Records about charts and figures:
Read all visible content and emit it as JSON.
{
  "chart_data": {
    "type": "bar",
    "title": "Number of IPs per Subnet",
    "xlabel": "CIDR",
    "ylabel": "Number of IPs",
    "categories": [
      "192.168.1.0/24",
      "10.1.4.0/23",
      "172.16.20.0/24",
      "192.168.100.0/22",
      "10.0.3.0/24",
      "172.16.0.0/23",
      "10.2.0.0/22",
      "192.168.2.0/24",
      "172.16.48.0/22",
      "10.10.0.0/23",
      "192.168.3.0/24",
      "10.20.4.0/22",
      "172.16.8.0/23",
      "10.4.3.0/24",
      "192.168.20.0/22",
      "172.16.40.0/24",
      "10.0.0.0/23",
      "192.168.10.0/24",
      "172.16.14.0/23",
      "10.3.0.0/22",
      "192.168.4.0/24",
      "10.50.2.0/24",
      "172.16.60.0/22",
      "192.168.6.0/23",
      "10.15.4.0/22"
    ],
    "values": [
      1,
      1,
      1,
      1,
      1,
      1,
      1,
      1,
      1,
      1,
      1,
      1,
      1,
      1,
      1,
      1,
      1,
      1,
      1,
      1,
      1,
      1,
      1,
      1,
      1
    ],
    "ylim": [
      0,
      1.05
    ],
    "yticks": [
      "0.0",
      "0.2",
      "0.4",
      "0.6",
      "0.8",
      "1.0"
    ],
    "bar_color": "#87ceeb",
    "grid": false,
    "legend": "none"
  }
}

● **WHAT YOU SHOULD DO**: Show each line of the listing that holds the string "Number".

● **EXERCISE OUTPUT**:
    "title": "Number of IPs per Subnet",
    "ylabel": "Number of IPs",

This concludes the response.